>> begin
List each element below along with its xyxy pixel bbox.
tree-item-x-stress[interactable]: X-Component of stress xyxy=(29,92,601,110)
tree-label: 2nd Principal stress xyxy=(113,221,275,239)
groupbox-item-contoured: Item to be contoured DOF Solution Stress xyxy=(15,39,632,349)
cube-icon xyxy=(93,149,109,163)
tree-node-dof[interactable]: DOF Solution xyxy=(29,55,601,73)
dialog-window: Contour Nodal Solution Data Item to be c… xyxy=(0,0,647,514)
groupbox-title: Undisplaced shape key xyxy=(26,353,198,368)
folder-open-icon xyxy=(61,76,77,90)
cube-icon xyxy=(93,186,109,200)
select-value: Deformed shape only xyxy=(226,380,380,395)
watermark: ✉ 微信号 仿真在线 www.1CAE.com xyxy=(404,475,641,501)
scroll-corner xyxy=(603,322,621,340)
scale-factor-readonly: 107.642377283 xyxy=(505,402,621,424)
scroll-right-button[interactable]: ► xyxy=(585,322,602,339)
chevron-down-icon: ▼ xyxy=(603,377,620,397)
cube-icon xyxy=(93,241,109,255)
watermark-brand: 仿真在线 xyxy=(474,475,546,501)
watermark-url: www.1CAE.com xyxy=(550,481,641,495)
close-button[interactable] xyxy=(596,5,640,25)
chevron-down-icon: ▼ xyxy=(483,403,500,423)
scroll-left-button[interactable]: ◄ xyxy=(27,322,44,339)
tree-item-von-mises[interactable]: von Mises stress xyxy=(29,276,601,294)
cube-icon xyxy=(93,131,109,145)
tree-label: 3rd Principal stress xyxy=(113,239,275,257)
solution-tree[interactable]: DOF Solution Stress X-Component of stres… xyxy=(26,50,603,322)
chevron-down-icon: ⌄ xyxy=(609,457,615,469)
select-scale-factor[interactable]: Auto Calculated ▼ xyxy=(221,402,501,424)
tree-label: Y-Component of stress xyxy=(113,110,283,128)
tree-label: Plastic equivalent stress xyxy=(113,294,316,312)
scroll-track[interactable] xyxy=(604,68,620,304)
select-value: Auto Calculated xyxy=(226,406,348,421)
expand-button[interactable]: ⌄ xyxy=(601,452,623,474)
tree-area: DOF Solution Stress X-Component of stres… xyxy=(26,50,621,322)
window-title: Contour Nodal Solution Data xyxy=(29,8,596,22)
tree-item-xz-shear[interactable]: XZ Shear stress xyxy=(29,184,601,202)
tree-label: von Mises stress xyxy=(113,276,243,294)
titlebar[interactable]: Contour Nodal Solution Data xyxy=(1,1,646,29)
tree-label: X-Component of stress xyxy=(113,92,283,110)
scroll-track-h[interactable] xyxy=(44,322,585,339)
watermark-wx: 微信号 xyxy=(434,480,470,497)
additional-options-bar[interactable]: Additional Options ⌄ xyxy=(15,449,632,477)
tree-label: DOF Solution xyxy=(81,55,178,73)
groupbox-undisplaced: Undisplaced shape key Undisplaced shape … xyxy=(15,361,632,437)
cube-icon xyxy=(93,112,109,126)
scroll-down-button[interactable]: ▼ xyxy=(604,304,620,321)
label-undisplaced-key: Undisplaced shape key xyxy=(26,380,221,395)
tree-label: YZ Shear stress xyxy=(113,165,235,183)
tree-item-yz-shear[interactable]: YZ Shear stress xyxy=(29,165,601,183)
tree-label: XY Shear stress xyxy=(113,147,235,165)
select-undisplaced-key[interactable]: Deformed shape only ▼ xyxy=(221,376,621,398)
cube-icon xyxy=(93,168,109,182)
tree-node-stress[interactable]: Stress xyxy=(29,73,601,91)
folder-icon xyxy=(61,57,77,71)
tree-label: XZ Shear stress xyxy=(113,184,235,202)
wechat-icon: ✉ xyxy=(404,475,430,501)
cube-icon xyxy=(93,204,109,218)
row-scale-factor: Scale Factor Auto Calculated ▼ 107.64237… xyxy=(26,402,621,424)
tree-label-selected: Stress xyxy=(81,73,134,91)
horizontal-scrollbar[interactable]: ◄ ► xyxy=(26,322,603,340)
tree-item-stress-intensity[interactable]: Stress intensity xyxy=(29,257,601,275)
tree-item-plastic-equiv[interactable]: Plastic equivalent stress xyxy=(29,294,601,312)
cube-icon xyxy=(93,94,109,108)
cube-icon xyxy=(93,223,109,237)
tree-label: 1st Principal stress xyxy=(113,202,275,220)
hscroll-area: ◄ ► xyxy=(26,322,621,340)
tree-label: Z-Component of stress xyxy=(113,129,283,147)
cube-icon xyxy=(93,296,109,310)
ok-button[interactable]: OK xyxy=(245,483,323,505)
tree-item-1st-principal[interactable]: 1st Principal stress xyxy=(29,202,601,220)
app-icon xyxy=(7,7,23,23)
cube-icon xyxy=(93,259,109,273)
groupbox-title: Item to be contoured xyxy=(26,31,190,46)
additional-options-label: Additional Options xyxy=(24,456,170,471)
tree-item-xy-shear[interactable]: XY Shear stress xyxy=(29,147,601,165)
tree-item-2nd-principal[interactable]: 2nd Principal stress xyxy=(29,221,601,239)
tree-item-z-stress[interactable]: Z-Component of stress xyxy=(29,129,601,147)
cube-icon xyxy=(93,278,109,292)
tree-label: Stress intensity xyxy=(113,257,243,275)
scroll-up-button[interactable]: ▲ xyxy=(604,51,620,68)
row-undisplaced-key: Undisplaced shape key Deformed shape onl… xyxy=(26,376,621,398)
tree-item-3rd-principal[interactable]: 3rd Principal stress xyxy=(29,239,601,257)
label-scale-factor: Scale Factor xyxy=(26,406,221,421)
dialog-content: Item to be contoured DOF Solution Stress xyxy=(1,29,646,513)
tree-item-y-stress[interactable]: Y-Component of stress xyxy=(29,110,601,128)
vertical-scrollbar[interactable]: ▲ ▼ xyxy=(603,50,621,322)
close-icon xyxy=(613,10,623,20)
>> end
Present each line of the listing above as a Markdown table with the columns No. and Entry, omitting blank lines.

| No. | Entry |
|---|---|
| 1 | List each element below along with its xyxy pixel bbox. |
| 2 | tree-item-x-stress[interactable]: X-Component of stress xyxy=(29,92,601,110) |
| 3 | tree-label: 2nd Principal stress xyxy=(113,221,275,239) |
| 4 | groupbox-item-contoured: Item to be contoured DOF Solution Stress xyxy=(15,39,632,349) |
| 5 | cube-icon xyxy=(93,149,109,163) |
| 6 | tree-node-dof[interactable]: DOF Solution xyxy=(29,55,601,73) |
| 7 | dialog-window: Contour Nodal Solution Data Item to be c… xyxy=(0,0,647,514) |
| 8 | groupbox-title: Undisplaced shape key xyxy=(26,353,198,368) |
| 9 | folder-open-icon xyxy=(61,76,77,90) |
| 10 | cube-icon xyxy=(93,186,109,200) |
| 11 | select-value: Deformed shape only xyxy=(226,380,380,395) |
| 12 | watermark: ✉ 微信号 仿真在线 www.1CAE.com xyxy=(404,475,641,501) |
| 13 | scroll-corner xyxy=(603,322,621,340) |
| 14 | scale-factor-readonly: 107.642377283 xyxy=(505,402,621,424) |
| 15 | scroll-right-button[interactable]: ► xyxy=(585,322,602,339) |
| 16 | chevron-down-icon: ▼ xyxy=(603,377,620,397) |
| 17 | cube-icon xyxy=(93,241,109,255) |
| 18 | watermark-brand: 仿真在线 xyxy=(474,475,546,501) |
| 19 | watermark-url: www.1CAE.com xyxy=(550,481,641,495) |
| 20 | close-button[interactable] xyxy=(596,5,640,25) |
| 21 | chevron-down-icon: ▼ xyxy=(483,403,500,423) |
| 22 | scroll-left-button[interactable]: ◄ xyxy=(27,322,44,339) |
| 23 | tree-item-von-mises[interactable]: von Mises stress xyxy=(29,276,601,294) |
| 24 | cube-icon xyxy=(93,131,109,145) |
| 25 | tree-label: 3rd Principal stress xyxy=(113,239,275,257) |
| 26 | solution-tree[interactable]: DOF Solution Stress X-Component of stres… xyxy=(26,50,603,322) |
| 27 | chevron-down-icon: ⌄ xyxy=(609,457,615,469) |
| 28 | select-scale-factor[interactable]: Auto Calculated ▼ xyxy=(221,402,501,424) |
| 29 | tree-label: Y-Component of stress xyxy=(113,110,283,128) |
| 30 | tree-label: Plastic equivalent stress xyxy=(113,294,316,312) |
| 31 | scroll-track[interactable] xyxy=(604,68,620,304) |
| 32 | select-value: Auto Calculated xyxy=(226,406,348,421) |
| 33 | expand-button[interactable]: ⌄ xyxy=(601,452,623,474) |
| 34 | tree-area: DOF Solution Stress X-Component of stres… xyxy=(26,50,621,322) |
| 35 | window-title: Contour Nodal Solution Data xyxy=(29,8,596,22) |
| 36 | tree-item-xz-shear[interactable]: XZ Shear stress xyxy=(29,184,601,202) |
| 37 | tree-label: von Mises stress xyxy=(113,276,243,294) |
| 38 | titlebar[interactable]: Contour Nodal Solution Data xyxy=(1,1,646,29) |
| 39 | tree-label: X-Component of stress xyxy=(113,92,283,110) |
| 40 | scroll-track-h[interactable] xyxy=(44,322,585,339) |
| 41 | watermark-wx: 微信号 xyxy=(434,480,470,497) |
| 42 | additional-options-bar[interactable]: Additional Options ⌄ xyxy=(15,449,632,477) |
| 43 | tree-label: DOF Solution xyxy=(81,55,178,73) |
| 44 | groupbox-undisplaced: Undisplaced shape key Undisplaced shape … xyxy=(15,361,632,437) |
| 45 | cube-icon xyxy=(93,112,109,126) |
| 46 | scroll-down-button[interactable]: ▼ xyxy=(604,304,620,321) |
| 47 | label-undisplaced-key: Undisplaced shape key xyxy=(26,380,221,395) |
| 48 | tree-label: YZ Shear stress xyxy=(113,165,235,183) |
| 49 | tree-item-yz-shear[interactable]: YZ Shear stress xyxy=(29,165,601,183) |
| 50 | tree-label: XY Shear stress xyxy=(113,147,235,165) |
| 51 | select-undisplaced-key[interactable]: Deformed shape only ▼ xyxy=(221,376,621,398) |
| 52 | cube-icon xyxy=(93,168,109,182) |
| 53 | tree-node-stress[interactable]: Stress xyxy=(29,73,601,91) |
| 54 | folder-icon xyxy=(61,57,77,71) |
| 55 | tree-label: XZ Shear stress xyxy=(113,184,235,202) |
| 56 | wechat-icon: ✉ xyxy=(404,475,430,501) |
| 57 | cube-icon xyxy=(93,204,109,218) |
| 58 | row-scale-factor: Scale Factor Auto Calculated ▼ 107.64237… xyxy=(26,402,621,424) |
| 59 | tree-label-selected: Stress xyxy=(81,73,134,91) |
| 60 | horizontal-scrollbar[interactable]: ◄ ► xyxy=(26,322,603,340) |
| 61 | tree-item-stress-intensity[interactable]: Stress intensity xyxy=(29,257,601,275) |
| 62 | tree-item-plastic-equiv[interactable]: Plastic equivalent stress xyxy=(29,294,601,312) |
| 63 | cube-icon xyxy=(93,94,109,108) |
| 64 | cube-icon xyxy=(93,223,109,237) |
| 65 | tree-label: 1st Principal stress xyxy=(113,202,275,220) |
| 66 | hscroll-area: ◄ ► xyxy=(26,322,621,340) |
| 67 | tree-label: Z-Component of stress xyxy=(113,129,283,147) |
| 68 | cube-icon xyxy=(93,296,109,310) |
| 69 | ok-button[interactable]: OK xyxy=(245,483,323,505) |
| 70 | tree-item-1st-principal[interactable]: 1st Principal stress xyxy=(29,202,601,220) |
| 71 | app-icon xyxy=(7,7,23,23) |
| 72 | cube-icon xyxy=(93,259,109,273) |
| 73 | groupbox-title: Item to be contoured xyxy=(26,31,190,46) |
| 74 | additional-options-label: Additional Options xyxy=(24,456,170,471) |
| 75 | tree-item-xy-shear[interactable]: XY Shear stress xyxy=(29,147,601,165) |
| 76 | tree-item-2nd-principal[interactable]: 2nd Principal stress xyxy=(29,221,601,239) |
| 77 | tree-item-z-stress[interactable]: Z-Component of stress xyxy=(29,129,601,147) |
| 78 | cube-icon xyxy=(93,278,109,292) |
| 79 | tree-label: Stress intensity xyxy=(113,257,243,275) |
| 80 | scroll-up-button[interactable]: ▲ xyxy=(604,51,620,68) |
| 81 | row-undisplaced-key: Undisplaced shape key Deformed shape onl… xyxy=(26,376,621,398) |
| 82 | tree-item-3rd-principal[interactable]: 3rd Principal stress xyxy=(29,239,601,257) |
| 83 | label-scale-factor: Scale Factor xyxy=(26,406,221,421) |
| 84 | dialog-content: Item to be contoured DOF Solution Stress xyxy=(1,29,646,513) |
| 85 | tree-item-y-stress[interactable]: Y-Component of stress xyxy=(29,110,601,128) |
| 86 | vertical-scrollbar[interactable]: ▲ ▼ xyxy=(603,50,621,322) |
| 87 | close-icon xyxy=(613,10,623,20) |